■ Description of the task
Return the number of lines that contain the word "านเลขท", and return nothing else.

■ Records for processing
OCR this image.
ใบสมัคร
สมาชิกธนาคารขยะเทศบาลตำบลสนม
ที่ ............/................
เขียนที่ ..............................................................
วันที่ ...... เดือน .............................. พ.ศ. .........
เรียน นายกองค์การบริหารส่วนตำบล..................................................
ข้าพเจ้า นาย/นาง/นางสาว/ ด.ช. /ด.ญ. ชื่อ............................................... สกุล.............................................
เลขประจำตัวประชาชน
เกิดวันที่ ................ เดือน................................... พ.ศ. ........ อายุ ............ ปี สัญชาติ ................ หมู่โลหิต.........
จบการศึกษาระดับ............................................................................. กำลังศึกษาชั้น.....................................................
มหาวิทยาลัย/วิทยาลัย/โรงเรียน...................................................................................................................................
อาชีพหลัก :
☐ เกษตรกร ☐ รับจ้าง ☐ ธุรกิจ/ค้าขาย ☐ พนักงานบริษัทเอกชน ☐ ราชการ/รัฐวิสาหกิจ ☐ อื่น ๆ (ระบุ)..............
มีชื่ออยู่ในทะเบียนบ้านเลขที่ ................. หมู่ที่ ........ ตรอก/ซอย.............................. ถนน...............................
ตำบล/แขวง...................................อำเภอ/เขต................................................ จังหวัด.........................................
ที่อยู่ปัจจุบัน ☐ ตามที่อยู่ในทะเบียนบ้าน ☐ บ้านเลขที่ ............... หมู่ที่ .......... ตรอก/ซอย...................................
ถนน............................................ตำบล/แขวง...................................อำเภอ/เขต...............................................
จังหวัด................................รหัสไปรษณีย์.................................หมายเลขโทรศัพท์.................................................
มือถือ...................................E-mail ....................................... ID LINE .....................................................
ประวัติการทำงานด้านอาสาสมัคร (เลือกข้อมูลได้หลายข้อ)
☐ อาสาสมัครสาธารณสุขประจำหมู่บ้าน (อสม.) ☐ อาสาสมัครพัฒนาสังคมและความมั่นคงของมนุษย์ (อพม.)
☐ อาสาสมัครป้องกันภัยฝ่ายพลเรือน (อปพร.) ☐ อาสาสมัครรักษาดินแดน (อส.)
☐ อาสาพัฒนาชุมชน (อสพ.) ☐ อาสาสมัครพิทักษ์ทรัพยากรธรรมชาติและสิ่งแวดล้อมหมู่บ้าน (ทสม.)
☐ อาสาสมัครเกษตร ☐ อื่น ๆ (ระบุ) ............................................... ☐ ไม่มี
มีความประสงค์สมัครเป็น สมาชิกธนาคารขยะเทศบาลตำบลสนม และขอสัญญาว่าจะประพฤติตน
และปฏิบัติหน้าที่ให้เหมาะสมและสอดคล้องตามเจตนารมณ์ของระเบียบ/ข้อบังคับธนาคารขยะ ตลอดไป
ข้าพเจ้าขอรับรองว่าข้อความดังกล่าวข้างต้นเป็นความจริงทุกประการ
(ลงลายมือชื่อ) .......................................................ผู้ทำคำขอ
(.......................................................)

■ Task result
2